INPUT ROWS:
=====
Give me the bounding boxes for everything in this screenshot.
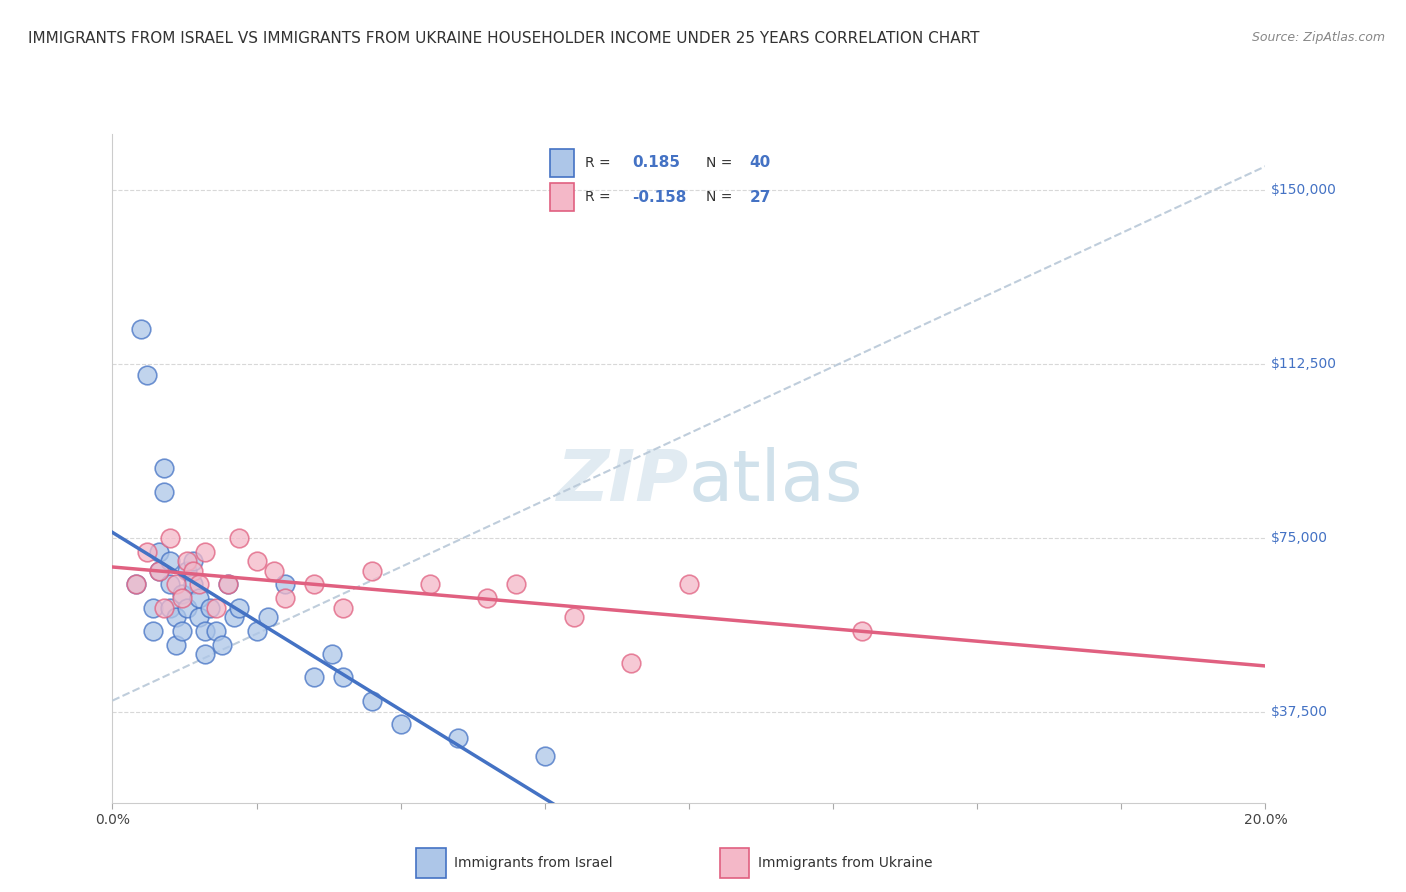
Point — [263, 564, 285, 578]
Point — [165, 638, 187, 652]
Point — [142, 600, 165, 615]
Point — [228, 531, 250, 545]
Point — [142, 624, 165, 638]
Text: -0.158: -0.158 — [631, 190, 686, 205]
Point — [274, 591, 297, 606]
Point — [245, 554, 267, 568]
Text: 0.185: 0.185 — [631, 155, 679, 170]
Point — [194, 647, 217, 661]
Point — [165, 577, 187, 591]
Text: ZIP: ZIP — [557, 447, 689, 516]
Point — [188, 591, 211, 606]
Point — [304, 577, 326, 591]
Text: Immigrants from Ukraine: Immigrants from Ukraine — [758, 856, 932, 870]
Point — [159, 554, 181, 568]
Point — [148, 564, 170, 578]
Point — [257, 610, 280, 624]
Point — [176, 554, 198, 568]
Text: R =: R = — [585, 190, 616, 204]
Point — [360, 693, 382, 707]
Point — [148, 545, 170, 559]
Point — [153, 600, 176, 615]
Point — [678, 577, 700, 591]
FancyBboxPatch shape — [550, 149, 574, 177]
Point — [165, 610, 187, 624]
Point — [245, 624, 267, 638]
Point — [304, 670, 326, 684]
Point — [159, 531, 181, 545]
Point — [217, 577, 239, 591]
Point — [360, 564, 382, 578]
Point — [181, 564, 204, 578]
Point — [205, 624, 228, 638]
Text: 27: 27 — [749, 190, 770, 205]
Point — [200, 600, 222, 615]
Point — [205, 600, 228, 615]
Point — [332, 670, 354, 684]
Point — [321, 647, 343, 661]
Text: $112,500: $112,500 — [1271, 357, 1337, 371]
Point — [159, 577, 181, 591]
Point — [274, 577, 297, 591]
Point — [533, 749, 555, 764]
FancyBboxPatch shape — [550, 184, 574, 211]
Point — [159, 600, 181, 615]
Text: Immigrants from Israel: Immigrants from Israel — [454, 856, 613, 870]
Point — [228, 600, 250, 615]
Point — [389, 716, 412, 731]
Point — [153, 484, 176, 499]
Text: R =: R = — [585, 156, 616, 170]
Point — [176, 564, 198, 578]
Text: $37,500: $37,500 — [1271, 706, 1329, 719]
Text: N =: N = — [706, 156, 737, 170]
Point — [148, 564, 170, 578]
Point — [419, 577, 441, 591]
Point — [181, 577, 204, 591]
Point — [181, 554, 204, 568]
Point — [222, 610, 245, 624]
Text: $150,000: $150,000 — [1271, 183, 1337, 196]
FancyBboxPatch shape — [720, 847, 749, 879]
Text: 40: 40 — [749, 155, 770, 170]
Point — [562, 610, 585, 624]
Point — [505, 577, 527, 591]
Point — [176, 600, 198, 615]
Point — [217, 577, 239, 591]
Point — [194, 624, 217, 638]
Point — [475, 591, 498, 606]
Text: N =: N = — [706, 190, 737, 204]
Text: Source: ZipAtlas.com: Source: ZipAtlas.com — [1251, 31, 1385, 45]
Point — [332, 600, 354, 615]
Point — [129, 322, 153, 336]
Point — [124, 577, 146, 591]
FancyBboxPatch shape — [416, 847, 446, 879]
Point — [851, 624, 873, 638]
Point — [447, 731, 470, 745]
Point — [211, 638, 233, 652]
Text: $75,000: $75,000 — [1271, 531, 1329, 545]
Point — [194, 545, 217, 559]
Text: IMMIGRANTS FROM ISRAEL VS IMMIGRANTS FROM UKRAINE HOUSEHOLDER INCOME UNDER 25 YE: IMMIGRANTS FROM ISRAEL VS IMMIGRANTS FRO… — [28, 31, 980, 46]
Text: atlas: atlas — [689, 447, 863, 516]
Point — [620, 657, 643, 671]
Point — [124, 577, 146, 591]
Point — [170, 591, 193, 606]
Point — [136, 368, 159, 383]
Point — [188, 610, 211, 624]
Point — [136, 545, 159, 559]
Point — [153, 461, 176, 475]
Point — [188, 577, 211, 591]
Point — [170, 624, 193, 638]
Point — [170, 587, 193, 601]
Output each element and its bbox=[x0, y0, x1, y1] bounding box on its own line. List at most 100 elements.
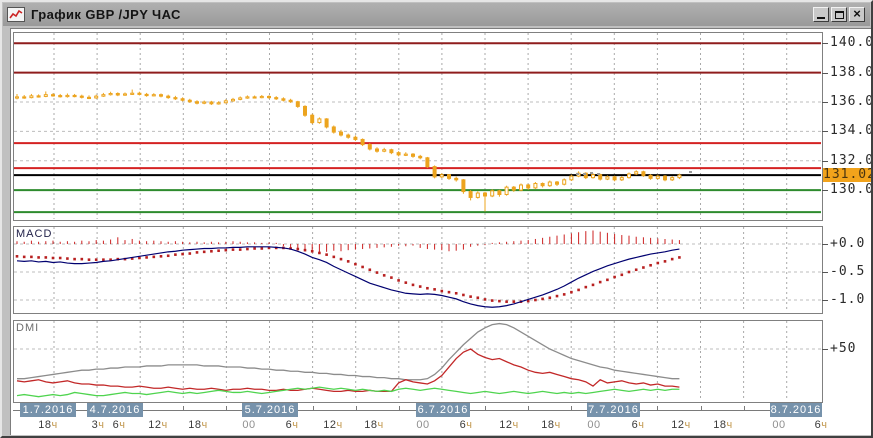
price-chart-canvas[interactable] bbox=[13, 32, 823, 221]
=====
TASK TO COMPLETE:
Copy out the stretch of the records from the line containing "Point — [263, 564, 285, 578]" through the line containing "Point — [274, 577, 297, 591]". Change "FancyBboxPatch shape" to "Legend swatch" and leave everything else as it is.

WRITTEN SOLUTION:
Point — [263, 564, 285, 578]
Point — [165, 638, 187, 652]
Point — [142, 600, 165, 615]
Point — [228, 531, 250, 545]
Point — [142, 624, 165, 638]
Text: -0.158: -0.158 — [631, 190, 686, 205]
Point — [274, 591, 297, 606]
Point — [245, 554, 267, 568]
Text: 0.185: 0.185 — [631, 155, 679, 170]
Point — [194, 647, 217, 661]
Point — [165, 577, 187, 591]
Text: ZIP: ZIP — [557, 447, 689, 516]
Point — [188, 591, 211, 606]
Point — [304, 577, 326, 591]
Text: Immigrants from Ukraine: Immigrants from Ukraine — [758, 856, 932, 870]
Point — [159, 554, 181, 568]
Point — [148, 564, 170, 578]
Point — [257, 610, 280, 624]
Point — [176, 554, 198, 568]
Text: R =: R = — [585, 190, 616, 204]
Point — [360, 693, 382, 707]
Point — [148, 545, 170, 559]
Point — [153, 600, 176, 615]
Point — [678, 577, 700, 591]
Legend swatch — [550, 149, 574, 177]
Point — [165, 610, 187, 624]
Point — [245, 624, 267, 638]
Point — [304, 670, 326, 684]
Point — [159, 531, 181, 545]
Point — [217, 577, 239, 591]
Point — [360, 564, 382, 578]
Point — [181, 564, 204, 578]
Point — [205, 624, 228, 638]
Text: 27: 27 — [749, 190, 770, 205]
Point — [200, 600, 222, 615]
Point — [205, 600, 228, 615]
Point — [332, 670, 354, 684]
Point — [321, 647, 343, 661]
Text: $112,500: $112,500 — [1271, 357, 1337, 371]
Point — [159, 577, 181, 591]
Point — [274, 577, 297, 591]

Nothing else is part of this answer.